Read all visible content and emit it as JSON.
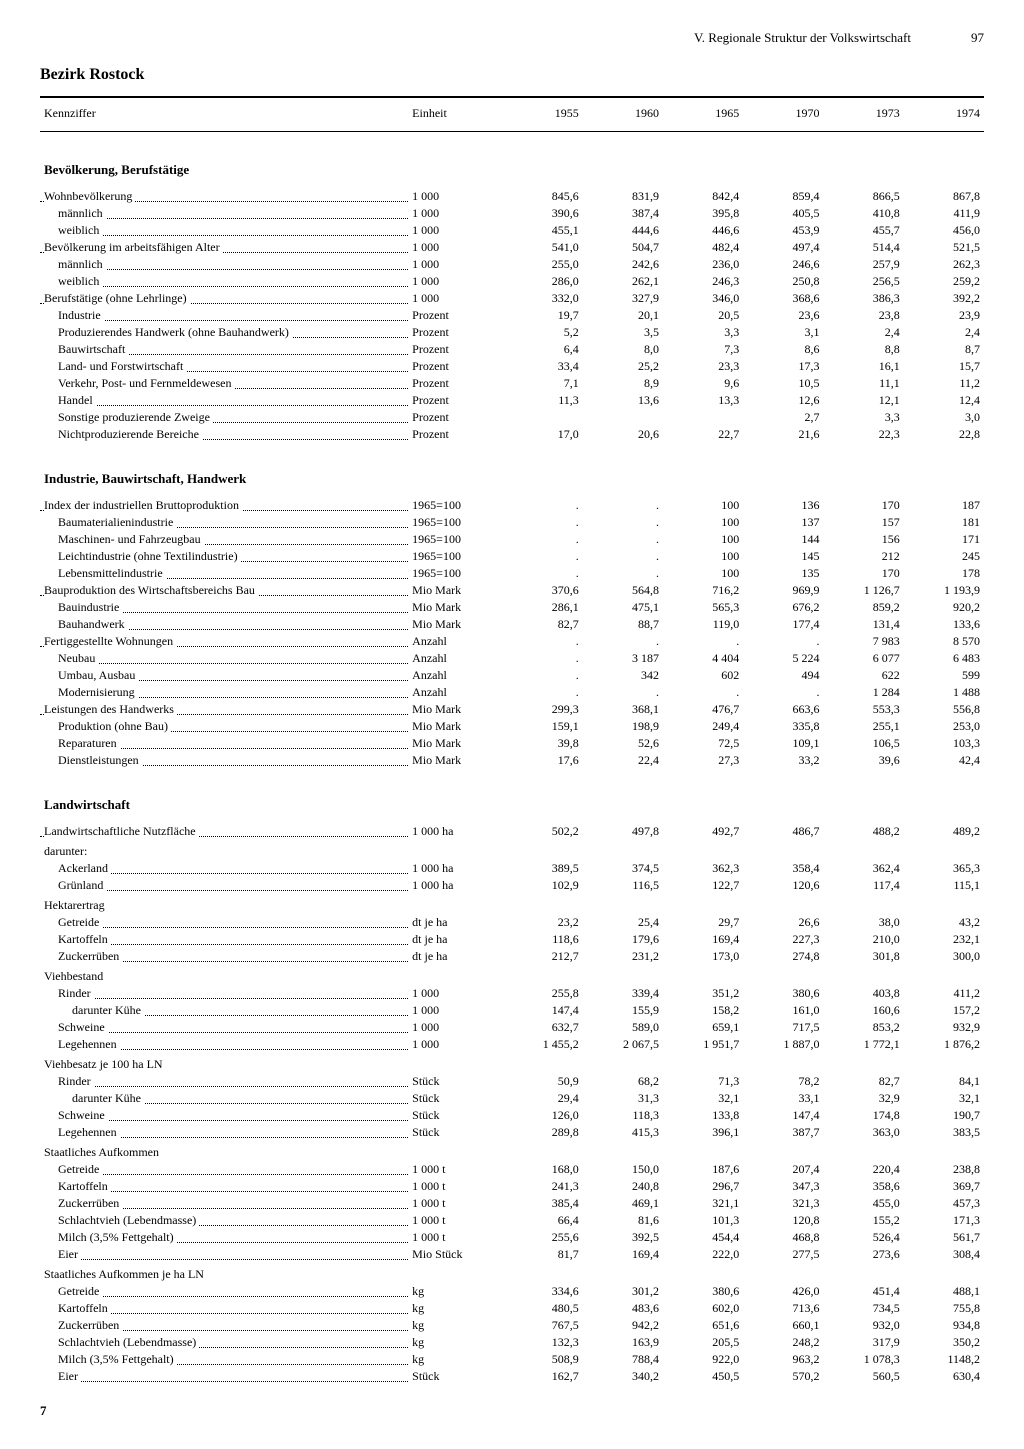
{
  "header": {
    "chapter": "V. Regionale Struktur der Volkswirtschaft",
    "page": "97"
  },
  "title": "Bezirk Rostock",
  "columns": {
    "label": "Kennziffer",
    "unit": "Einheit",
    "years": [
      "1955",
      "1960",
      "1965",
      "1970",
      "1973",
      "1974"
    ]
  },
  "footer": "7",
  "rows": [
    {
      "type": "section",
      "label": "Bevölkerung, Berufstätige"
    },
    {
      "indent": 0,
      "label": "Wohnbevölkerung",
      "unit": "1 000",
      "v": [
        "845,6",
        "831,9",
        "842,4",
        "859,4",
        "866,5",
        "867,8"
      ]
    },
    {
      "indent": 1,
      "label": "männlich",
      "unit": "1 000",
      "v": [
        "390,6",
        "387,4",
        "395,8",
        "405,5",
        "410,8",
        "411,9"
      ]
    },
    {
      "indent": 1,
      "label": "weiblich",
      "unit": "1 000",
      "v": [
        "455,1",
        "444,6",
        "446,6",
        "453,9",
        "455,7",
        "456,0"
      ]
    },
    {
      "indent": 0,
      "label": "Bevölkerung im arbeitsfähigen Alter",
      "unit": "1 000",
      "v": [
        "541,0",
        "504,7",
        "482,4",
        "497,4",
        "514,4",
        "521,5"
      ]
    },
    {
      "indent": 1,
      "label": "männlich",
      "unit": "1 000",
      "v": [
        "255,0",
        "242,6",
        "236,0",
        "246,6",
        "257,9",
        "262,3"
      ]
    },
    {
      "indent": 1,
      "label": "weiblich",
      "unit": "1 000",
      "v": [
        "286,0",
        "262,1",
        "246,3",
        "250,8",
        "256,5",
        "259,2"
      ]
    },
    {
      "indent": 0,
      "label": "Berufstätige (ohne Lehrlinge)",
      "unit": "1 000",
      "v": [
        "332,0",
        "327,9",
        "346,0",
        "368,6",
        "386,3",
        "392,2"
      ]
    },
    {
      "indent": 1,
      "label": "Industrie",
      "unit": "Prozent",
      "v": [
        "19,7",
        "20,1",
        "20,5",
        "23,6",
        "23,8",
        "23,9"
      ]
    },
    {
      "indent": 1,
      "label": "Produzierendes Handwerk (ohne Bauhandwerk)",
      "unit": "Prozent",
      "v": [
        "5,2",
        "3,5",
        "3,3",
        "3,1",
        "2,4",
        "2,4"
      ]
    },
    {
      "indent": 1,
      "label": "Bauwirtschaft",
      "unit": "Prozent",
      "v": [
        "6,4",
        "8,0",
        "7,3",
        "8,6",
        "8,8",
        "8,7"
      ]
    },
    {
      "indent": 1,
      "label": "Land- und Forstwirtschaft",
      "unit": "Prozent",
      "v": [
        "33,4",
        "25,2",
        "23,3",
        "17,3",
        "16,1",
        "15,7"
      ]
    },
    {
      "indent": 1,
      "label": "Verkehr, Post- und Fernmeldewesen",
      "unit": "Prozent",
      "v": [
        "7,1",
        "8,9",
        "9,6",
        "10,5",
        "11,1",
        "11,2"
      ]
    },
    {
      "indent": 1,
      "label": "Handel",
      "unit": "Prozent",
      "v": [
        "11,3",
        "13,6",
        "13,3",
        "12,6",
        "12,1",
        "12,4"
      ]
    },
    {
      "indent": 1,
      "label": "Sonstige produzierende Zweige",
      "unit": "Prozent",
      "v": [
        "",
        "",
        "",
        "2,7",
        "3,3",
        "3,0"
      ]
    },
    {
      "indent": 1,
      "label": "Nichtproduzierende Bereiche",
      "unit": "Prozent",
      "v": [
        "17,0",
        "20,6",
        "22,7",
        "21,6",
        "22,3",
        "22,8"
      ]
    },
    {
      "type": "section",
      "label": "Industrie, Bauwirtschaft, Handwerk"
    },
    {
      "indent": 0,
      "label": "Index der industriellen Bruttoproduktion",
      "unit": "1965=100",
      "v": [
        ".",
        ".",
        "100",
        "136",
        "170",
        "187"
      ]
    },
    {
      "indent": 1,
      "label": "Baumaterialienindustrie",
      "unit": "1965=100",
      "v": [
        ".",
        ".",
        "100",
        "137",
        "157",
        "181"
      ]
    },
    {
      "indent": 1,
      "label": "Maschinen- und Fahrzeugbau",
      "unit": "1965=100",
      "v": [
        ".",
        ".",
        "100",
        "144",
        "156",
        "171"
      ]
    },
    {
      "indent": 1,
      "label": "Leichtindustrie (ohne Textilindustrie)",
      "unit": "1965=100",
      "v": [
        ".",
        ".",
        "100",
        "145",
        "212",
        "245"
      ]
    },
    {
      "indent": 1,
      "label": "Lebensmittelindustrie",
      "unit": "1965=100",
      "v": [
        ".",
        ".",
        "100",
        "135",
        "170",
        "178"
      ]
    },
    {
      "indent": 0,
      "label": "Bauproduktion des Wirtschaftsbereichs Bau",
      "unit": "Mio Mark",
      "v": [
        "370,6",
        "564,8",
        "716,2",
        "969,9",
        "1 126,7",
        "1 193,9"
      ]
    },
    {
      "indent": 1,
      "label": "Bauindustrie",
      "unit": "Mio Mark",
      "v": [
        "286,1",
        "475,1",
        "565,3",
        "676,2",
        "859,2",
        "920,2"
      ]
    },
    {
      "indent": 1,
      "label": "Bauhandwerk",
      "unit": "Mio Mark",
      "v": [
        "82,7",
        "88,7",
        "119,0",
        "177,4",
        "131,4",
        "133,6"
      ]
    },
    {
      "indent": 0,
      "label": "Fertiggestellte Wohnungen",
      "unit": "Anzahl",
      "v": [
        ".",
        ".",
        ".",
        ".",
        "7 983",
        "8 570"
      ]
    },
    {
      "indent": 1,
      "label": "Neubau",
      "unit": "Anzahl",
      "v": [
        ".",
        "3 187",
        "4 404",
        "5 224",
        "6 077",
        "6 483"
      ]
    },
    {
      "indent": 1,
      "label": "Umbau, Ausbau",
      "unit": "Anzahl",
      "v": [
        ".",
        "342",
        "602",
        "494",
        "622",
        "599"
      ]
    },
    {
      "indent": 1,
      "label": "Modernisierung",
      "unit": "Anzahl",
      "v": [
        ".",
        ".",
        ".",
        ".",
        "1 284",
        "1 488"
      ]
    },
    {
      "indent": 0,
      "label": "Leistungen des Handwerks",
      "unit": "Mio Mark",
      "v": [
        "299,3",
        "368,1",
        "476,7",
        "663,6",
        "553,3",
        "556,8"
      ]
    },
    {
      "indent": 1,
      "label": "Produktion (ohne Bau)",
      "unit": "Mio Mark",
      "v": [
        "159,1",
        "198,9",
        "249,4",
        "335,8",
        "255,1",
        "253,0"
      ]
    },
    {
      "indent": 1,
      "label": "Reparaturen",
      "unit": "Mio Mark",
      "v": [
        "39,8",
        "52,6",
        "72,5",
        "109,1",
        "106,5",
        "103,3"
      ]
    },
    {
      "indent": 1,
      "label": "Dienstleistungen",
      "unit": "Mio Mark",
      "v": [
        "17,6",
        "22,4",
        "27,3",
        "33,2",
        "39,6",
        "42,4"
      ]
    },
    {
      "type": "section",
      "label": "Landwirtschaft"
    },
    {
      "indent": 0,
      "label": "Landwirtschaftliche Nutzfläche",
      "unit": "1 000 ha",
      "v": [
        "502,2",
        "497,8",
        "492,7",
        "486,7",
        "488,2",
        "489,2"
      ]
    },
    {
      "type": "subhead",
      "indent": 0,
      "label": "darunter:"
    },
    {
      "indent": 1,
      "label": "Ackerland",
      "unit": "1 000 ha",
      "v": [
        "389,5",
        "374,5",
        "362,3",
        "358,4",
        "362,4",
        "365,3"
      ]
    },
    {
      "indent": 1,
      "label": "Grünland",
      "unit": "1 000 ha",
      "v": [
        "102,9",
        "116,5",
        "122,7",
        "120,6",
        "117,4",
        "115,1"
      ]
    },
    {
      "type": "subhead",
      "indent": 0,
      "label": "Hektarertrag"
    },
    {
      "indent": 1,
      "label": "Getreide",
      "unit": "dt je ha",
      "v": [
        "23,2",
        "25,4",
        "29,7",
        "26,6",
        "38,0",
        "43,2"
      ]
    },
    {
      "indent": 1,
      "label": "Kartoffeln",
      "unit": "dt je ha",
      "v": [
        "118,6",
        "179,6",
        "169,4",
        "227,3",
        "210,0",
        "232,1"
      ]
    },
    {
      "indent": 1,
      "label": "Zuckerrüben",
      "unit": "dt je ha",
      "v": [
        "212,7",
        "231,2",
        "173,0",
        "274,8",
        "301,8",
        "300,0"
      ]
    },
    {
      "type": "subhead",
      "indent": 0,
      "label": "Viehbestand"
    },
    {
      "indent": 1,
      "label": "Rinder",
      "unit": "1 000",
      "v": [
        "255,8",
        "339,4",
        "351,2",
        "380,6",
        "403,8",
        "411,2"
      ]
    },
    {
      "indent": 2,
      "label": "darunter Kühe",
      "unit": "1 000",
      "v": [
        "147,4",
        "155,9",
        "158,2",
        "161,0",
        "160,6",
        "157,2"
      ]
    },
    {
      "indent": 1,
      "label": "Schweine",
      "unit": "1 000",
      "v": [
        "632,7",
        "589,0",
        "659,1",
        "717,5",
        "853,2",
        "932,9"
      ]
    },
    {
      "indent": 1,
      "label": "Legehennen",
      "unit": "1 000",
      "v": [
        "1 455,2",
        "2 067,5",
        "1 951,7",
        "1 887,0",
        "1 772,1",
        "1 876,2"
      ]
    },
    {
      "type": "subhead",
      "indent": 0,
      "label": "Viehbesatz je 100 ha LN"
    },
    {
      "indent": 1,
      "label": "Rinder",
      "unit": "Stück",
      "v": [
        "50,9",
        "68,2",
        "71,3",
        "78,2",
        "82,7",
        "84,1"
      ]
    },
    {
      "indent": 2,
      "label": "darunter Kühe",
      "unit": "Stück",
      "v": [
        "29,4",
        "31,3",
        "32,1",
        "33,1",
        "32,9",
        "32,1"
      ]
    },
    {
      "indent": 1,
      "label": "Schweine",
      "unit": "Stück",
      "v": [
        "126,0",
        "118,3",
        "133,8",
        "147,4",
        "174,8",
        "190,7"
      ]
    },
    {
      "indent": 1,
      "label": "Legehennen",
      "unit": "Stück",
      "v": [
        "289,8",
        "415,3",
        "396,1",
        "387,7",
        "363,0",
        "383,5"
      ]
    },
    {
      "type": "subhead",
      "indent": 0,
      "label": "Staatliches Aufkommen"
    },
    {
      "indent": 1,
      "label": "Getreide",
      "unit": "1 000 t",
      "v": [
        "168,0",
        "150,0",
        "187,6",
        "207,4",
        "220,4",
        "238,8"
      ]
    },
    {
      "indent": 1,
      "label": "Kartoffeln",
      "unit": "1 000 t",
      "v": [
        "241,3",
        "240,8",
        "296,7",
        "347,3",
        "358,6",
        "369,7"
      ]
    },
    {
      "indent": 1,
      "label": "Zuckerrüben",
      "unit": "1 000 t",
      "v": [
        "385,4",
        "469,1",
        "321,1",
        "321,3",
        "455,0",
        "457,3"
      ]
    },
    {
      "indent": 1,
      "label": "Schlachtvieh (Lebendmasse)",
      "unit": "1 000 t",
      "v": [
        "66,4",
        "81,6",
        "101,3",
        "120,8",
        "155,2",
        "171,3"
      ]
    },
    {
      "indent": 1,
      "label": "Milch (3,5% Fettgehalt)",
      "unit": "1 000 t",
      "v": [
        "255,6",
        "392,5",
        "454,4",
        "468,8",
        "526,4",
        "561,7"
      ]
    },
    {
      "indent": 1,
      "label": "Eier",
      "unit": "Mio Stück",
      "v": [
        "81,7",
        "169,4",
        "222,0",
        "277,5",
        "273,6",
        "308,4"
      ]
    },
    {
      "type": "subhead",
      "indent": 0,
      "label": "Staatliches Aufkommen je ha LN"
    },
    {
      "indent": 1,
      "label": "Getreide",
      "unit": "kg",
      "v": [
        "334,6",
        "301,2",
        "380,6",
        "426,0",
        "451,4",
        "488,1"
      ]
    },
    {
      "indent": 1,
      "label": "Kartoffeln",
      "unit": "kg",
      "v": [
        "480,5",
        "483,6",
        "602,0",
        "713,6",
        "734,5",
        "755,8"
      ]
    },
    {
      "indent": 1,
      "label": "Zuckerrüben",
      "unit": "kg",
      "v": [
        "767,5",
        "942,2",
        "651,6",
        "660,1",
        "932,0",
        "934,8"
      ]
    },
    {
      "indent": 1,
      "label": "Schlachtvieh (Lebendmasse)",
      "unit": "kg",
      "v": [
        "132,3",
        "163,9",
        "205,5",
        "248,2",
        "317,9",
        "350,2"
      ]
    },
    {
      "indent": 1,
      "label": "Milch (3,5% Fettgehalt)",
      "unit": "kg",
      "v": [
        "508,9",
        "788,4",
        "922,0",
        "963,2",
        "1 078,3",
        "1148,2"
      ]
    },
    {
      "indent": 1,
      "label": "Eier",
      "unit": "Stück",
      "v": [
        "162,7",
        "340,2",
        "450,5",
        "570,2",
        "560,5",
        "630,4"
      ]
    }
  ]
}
____________________
Problem details =>
Copy out every line that includes the word "Bauhandwerk".

Solution to the problem =>
      "label": "Produzierendes Handwerk (ohne Bauhandwerk)",
      "label": "Bauhandwerk",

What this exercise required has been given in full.